[Layout annotation data]
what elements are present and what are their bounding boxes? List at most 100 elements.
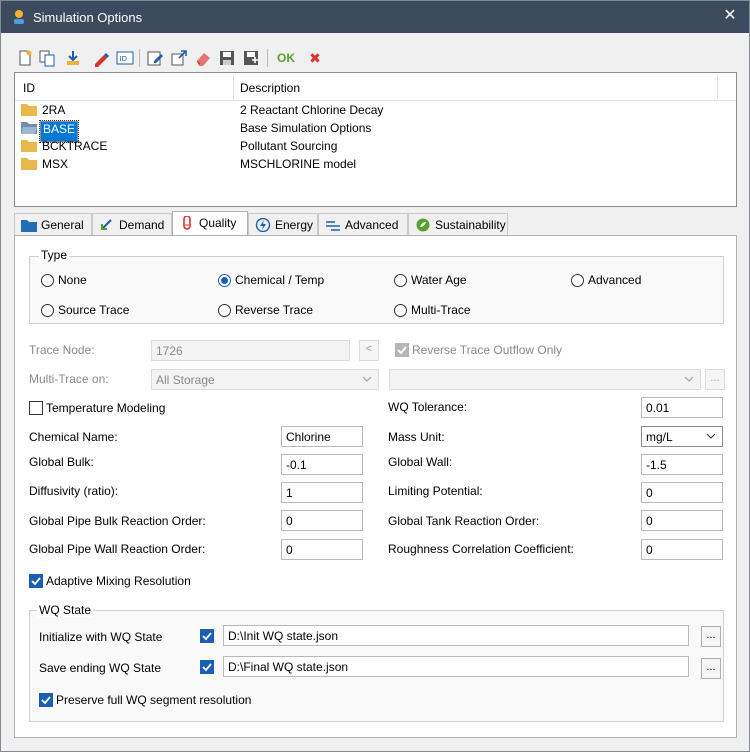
init-wq-state-checkbox[interactable]: [200, 629, 214, 643]
new-icon[interactable]: [15, 47, 35, 69]
list-item[interactable]: BASE Base Simulation Options: [15, 119, 715, 143]
column-divider[interactable]: [233, 75, 234, 99]
global-bulk-label: Global Bulk:: [29, 455, 94, 469]
tab-advanced[interactable]: Advanced: [318, 213, 408, 235]
options-list[interactable]: ID Description 2RA 2 Reactant Chlorine D…: [14, 72, 737, 207]
energy-icon: [255, 218, 271, 232]
adaptive-mixing-checkbox[interactable]: [29, 574, 43, 588]
quality-panel: Type None Chemical / Temp Water Age Adva…: [14, 235, 737, 738]
wq-state-group-label: WQ State: [37, 603, 94, 617]
duplicate-icon[interactable]: [37, 47, 57, 69]
type-group-label: Type: [39, 248, 70, 262]
tab-quality[interactable]: Quality: [172, 211, 248, 236]
chevron-down-icon: [362, 376, 372, 382]
multi-trace-browse-button[interactable]: ...: [705, 369, 725, 390]
diffusivity-label: Diffusivity (ratio):: [29, 484, 119, 498]
save-all-icon[interactable]: [241, 47, 261, 69]
export-icon[interactable]: [169, 47, 189, 69]
ok-button[interactable]: OK: [277, 47, 299, 69]
mass-unit-select[interactable]: mg/L: [641, 426, 723, 447]
column-header-id[interactable]: ID: [23, 81, 35, 95]
trace-node-input[interactable]: 1726: [151, 340, 350, 361]
multi-trace-second-select[interactable]: [389, 369, 701, 390]
rename-icon[interactable]: [91, 47, 111, 69]
simulation-options-window: Simulation Options ✕ ID OK ✖ ID Descript…: [0, 0, 750, 752]
init-wq-state-label: Initialize with WQ State: [39, 630, 163, 644]
list-item[interactable]: MSX MSCHLORINE model: [15, 155, 715, 173]
multi-trace-select[interactable]: All Storage: [151, 369, 379, 390]
demand-icon: [101, 219, 112, 230]
tab-sustainability[interactable]: Sustainability: [408, 213, 508, 235]
temperature-modeling-checkbox[interactable]: [29, 401, 43, 415]
id-card-icon[interactable]: ID: [115, 47, 135, 69]
diffusivity-input[interactable]: 1: [281, 482, 363, 503]
list-item-description: MSCHLORINE model: [240, 157, 357, 171]
chemical-name-label: Chemical Name:: [29, 430, 118, 444]
limiting-potential-input[interactable]: 0: [641, 482, 723, 503]
preserve-resolution-label: Preserve full WQ segment resolution: [56, 693, 252, 707]
save-wq-state-checkbox[interactable]: [200, 660, 214, 674]
chemical-name-input[interactable]: Chlorine: [281, 426, 363, 447]
tank-order-label: Global Tank Reaction Order:: [388, 514, 540, 528]
list-item[interactable]: 2RA 2 Reactant Chlorine Decay: [15, 101, 715, 119]
import-icon[interactable]: [63, 47, 83, 69]
roughness-coeff-label: Roughness Correlation Coefficient:: [388, 542, 574, 556]
save-wq-state-path[interactable]: D:\Final WQ state.json: [223, 656, 689, 677]
cancel-icon[interactable]: ✖: [305, 47, 325, 69]
advanced-icon: [326, 221, 340, 231]
toolbar-separator: [139, 49, 140, 67]
list-item-id: 2RA: [42, 103, 66, 117]
preserve-resolution-checkbox[interactable]: [39, 693, 53, 707]
tank-order-input[interactable]: 0: [641, 510, 723, 531]
pipe-bulk-order-label: Global Pipe Bulk Reaction Order:: [29, 514, 206, 528]
column-header-description[interactable]: Description: [240, 81, 300, 95]
adaptive-mixing-label: Adaptive Mixing Resolution: [46, 574, 191, 588]
pipe-wall-order-label: Global Pipe Wall Reaction Order:: [29, 542, 206, 556]
reverse-outflow-checkbox[interactable]: [395, 343, 409, 357]
init-wq-state-browse-button[interactable]: ...: [701, 626, 721, 647]
list-item-description: 2 Reactant Chlorine Decay: [240, 103, 384, 117]
svg-text:ID: ID: [120, 55, 127, 63]
folder-icon: [21, 158, 37, 170]
close-icon[interactable]: ✕: [721, 7, 739, 25]
global-bulk-input[interactable]: -0.1: [281, 454, 363, 475]
delete-icon[interactable]: [193, 47, 213, 69]
sustainability-icon: [416, 218, 430, 232]
edit-icon[interactable]: [145, 47, 165, 69]
tab-strip: General Demand Quality Energy Advanced S…: [14, 211, 737, 236]
open-folder-icon: [21, 122, 37, 134]
global-wall-label: Global Wall:: [388, 455, 453, 469]
tab-general[interactable]: General: [14, 213, 92, 235]
multi-trace-label: Multi-Trace on:: [29, 372, 109, 386]
init-wq-state-path[interactable]: D:\Init WQ state.json: [223, 625, 689, 646]
trace-node-pick-button[interactable]: <: [359, 340, 379, 361]
toolbar-separator: [267, 49, 268, 67]
mass-unit-label: Mass Unit:: [388, 430, 445, 444]
tab-demand[interactable]: Demand: [92, 213, 172, 235]
type-group: [29, 256, 724, 324]
tab-energy[interactable]: Energy: [248, 213, 318, 235]
quality-icon: [183, 216, 191, 230]
save-icon[interactable]: [217, 47, 237, 69]
save-wq-state-browse-button[interactable]: ...: [701, 658, 721, 679]
title-bar: Simulation Options ✕: [1, 1, 749, 33]
wq-tolerance-label: WQ Tolerance:: [388, 400, 468, 414]
trace-node-label: Trace Node:: [29, 343, 95, 357]
column-divider[interactable]: [717, 75, 718, 99]
pipe-wall-order-input[interactable]: 0: [281, 539, 363, 560]
list-item-description: Base Simulation Options: [240, 121, 372, 135]
pipe-bulk-order-input[interactable]: 0: [281, 510, 363, 531]
temperature-modeling-label: Temperature Modeling: [46, 401, 166, 415]
wq-tolerance-input[interactable]: 0.01: [641, 397, 723, 418]
chevron-down-icon: [706, 433, 716, 439]
global-wall-input[interactable]: -1.5: [641, 454, 723, 475]
save-wq-state-label: Save ending WQ State: [39, 661, 162, 675]
toolbar: ID OK ✖: [11, 45, 741, 71]
chevron-down-icon: [684, 376, 694, 382]
roughness-coeff-input[interactable]: 0: [641, 539, 723, 560]
list-header: ID Description: [15, 73, 736, 101]
list-item-description: Pollutant Sourcing: [240, 139, 338, 153]
window-title: Simulation Options: [33, 10, 143, 25]
list-item[interactable]: BCKTRACE Pollutant Sourcing: [15, 137, 715, 155]
reverse-outflow-label: Reverse Trace Outflow Only: [412, 343, 563, 357]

### Objective:
Lay out every line of the rows above as a Markdown table with the columns "Line No." and "Line Text", skipping blank lines. Leave the pictures out of the answer.

### Correct result:
| Line No. | Line Text |
|---|---|
| 1 | what elements are present and what are their bounding boxes? List at most 100 elements. |
| 2 | init-wq-state-checkbox[interactable]: [200, 629, 214, 643] |
| 3 | new-icon[interactable]: [15, 47, 35, 69] |
| 4 | list-item[interactable]: BASE Base Simulation Options: [15, 119, 715, 143] |
| 5 | column-divider[interactable]: [233, 75, 234, 99] |
| 6 | global-bulk-label: Global Bulk:: [29, 455, 94, 469] |
| 7 | tab-advanced[interactable]: Advanced: [318, 213, 408, 235] |
| 8 | options-list[interactable]: ID Description 2RA 2 Reactant Chlorine D…: [14, 72, 737, 207] |
| 9 | energy-icon: [255, 218, 271, 232] |
| 10 | adaptive-mixing-checkbox[interactable]: [29, 574, 43, 588] |
| 11 | quality-panel: Type None Chemical / Temp Water Age Adva…: [14, 235, 737, 738] |
| 12 | wq-state-group-label: WQ State: [37, 603, 94, 617] |
| 13 | duplicate-icon[interactable]: [37, 47, 57, 69] |
| 14 | type-group-label: Type: [39, 248, 70, 262] |
| 15 | tab-quality[interactable]: Quality: [172, 211, 248, 236] |
| 16 | chevron-down-icon: [362, 376, 372, 382] |
| 17 | multi-trace-browse-button[interactable]: ...: [705, 369, 725, 390] |
| 18 | diffusivity-label: Diffusivity (ratio):: [29, 484, 119, 498] |
| 19 | save-all-icon[interactable]: [241, 47, 261, 69] |
| 20 | export-icon[interactable]: [169, 47, 189, 69] |
| 21 | ok-button[interactable]: OK: [277, 47, 299, 69] |
| 22 | mass-unit-select[interactable]: mg/L: [641, 426, 723, 447] |
| 23 | column-header-id[interactable]: ID: [23, 81, 35, 95] |
| 24 | trace-node-input[interactable]: 1726: [151, 340, 350, 361] |
| 25 | multi-trace-second-select[interactable]: [389, 369, 701, 390] |
| 26 | rename-icon[interactable]: [91, 47, 111, 69] |
| 27 | simulation-options-window: Simulation Options ✕ ID OK ✖ ID Descript…: [0, 0, 750, 752] |
| 28 | init-wq-state-label: Initialize with WQ State: [39, 630, 163, 644] |
| 29 | list-item[interactable]: MSX MSCHLORINE model: [15, 155, 715, 173] |
| 30 | multi-trace-select[interactable]: All Storage: [151, 369, 379, 390] |
| 31 | demand-icon: [101, 219, 112, 230] |
| 32 | tab-sustainability[interactable]: Sustainability: [408, 213, 508, 235] |
| 33 | temperature-modeling-checkbox[interactable]: [29, 401, 43, 415] |
| 34 | id-card-icon[interactable]: ID: [115, 47, 135, 69] |
| 35 | diffusivity-input[interactable]: 1: [281, 482, 363, 503] |
| 36 | list-item-description: MSCHLORINE model: [240, 157, 357, 171] |
| 37 | chemical-name-label: Chemical Name:: [29, 430, 118, 444] |
| 38 | limiting-potential-input[interactable]: 0: [641, 482, 723, 503] |
| 39 | preserve-resolution-label: Preserve full WQ segment resolution: [56, 693, 252, 707] |
| 40 | save-wq-state-checkbox[interactable]: [200, 660, 214, 674] |
| 41 | chemical-name-input[interactable]: Chlorine: [281, 426, 363, 447] |
| 42 | tank-order-label: Global Tank Reaction Order:: [388, 514, 540, 528] |
| 43 | list-item[interactable]: 2RA 2 Reactant Chlorine Decay: [15, 101, 715, 119] |
| 44 | import-icon[interactable]: [63, 47, 83, 69] |
| 45 | roughness-coeff-label: Roughness Correlation Coefficient:: [388, 542, 574, 556] |
| 46 | save-wq-state-path[interactable]: D:\Final WQ state.json: [223, 656, 689, 677] |
| 47 | cancel-icon[interactable]: ✖: [305, 47, 325, 69] |
| 48 | advanced-icon: [326, 221, 340, 231] |
| 49 | toolbar-separator: [139, 49, 140, 67] |
| 50 | list-item-id: 2RA: [42, 103, 66, 117] |
| 51 | preserve-resolution-checkbox[interactable]: [39, 693, 53, 707] |
| 52 | tank-order-input[interactable]: 0: [641, 510, 723, 531] |
| 53 | pipe-bulk-order-label: Global Pipe Bulk Reaction Order:: [29, 514, 206, 528] |
| 54 | column-header-description[interactable]: Description: [240, 81, 300, 95] |
| 55 | adaptive-mixing-label: Adaptive Mixing Resolution: [46, 574, 191, 588] |
| 56 | pipe-wall-order-label: Global Pipe Wall Reaction Order:: [29, 542, 206, 556] |
| 57 | reverse-outflow-checkbox[interactable]: [395, 343, 409, 357] |
| 58 | init-wq-state-browse-button[interactable]: ...: [701, 626, 721, 647] |
| 59 | list-item-description: 2 Reactant Chlorine Decay: [240, 103, 384, 117] |
| 60 | svg-text:ID: ID: [120, 55, 127, 63] |
| 61 | folder-icon: [21, 158, 37, 170] |
| 62 | close-icon[interactable]: ✕: [721, 7, 739, 25] |
| 63 | global-bulk-input[interactable]: -0.1: [281, 454, 363, 475] |
| 64 | delete-icon[interactable]: [193, 47, 213, 69] |
| 65 | sustainability-icon: [416, 218, 430, 232] |
| 66 | edit-icon[interactable]: [145, 47, 165, 69] |
| 67 | tab-strip: General Demand Quality Energy Advanced S…: [14, 211, 737, 236] |
| 68 | open-folder-icon: [21, 122, 37, 134] |
| 69 | global-wall-label: Global Wall:: [388, 455, 453, 469] |
| 70 | tab-general[interactable]: General: [14, 213, 92, 235] |
| 71 | multi-trace-label: Multi-Trace on:: [29, 372, 109, 386] |
| 72 | init-wq-state-path[interactable]: D:\Init WQ state.json: [223, 625, 689, 646] |
| 73 | trace-node-pick-button[interactable]: <: [359, 340, 379, 361] |
| 74 | toolbar-separator: [267, 49, 268, 67] |
| 75 | mass-unit-label: Mass Unit:: [388, 430, 445, 444] |
| 76 | tab-demand[interactable]: Demand: [92, 213, 172, 235] |
| 77 | type-group: [29, 256, 724, 324] |
| 78 | tab-energy[interactable]: Energy: [248, 213, 318, 235] |
| 79 | quality-icon: [183, 216, 191, 230] |
| 80 | save-icon[interactable]: [217, 47, 237, 69] |
| 81 | save-wq-state-browse-button[interactable]: ...: [701, 658, 721, 679] |
| 82 | title-bar: Simulation Options ✕: [1, 1, 749, 33] |
| 83 | wq-tolerance-label: WQ Tolerance:: [388, 400, 468, 414] |
| 84 | trace-node-label: Trace Node:: [29, 343, 95, 357] |
| 85 | column-divider[interactable]: [717, 75, 718, 99] |
| 86 | pipe-wall-order-input[interactable]: 0: [281, 539, 363, 560] |
| 87 | list-item-description: Base Simulation Options: [240, 121, 372, 135] |
| 88 | pipe-bulk-order-input[interactable]: 0: [281, 510, 363, 531] |
| 89 | temperature-modeling-label: Temperature Modeling: [46, 401, 166, 415] |
| 90 | wq-tolerance-input[interactable]: 0.01: [641, 397, 723, 418] |
| 91 | chevron-down-icon: [706, 433, 716, 439] |
| 92 | global-wall-input[interactable]: -1.5: [641, 454, 723, 475] |
| 93 | save-wq-state-label: Save ending WQ State: [39, 661, 162, 675] |
| 94 | toolbar: ID OK ✖: [11, 45, 741, 71] |
| 95 | chevron-down-icon: [684, 376, 694, 382] |
| 96 | roughness-coeff-input[interactable]: 0: [641, 539, 723, 560] |
| 97 | list-header: ID Description: [15, 73, 736, 101] |
| 98 | list-item-description: Pollutant Sourcing: [240, 139, 338, 153] |
| 99 | window-title: Simulation Options: [33, 10, 143, 25] |
| 100 | list-item[interactable]: BCKTRACE Pollutant Sourcing: [15, 137, 715, 155] |
| 101 | reverse-outflow-label: Reverse Trace Outflow Only: [412, 343, 563, 357] |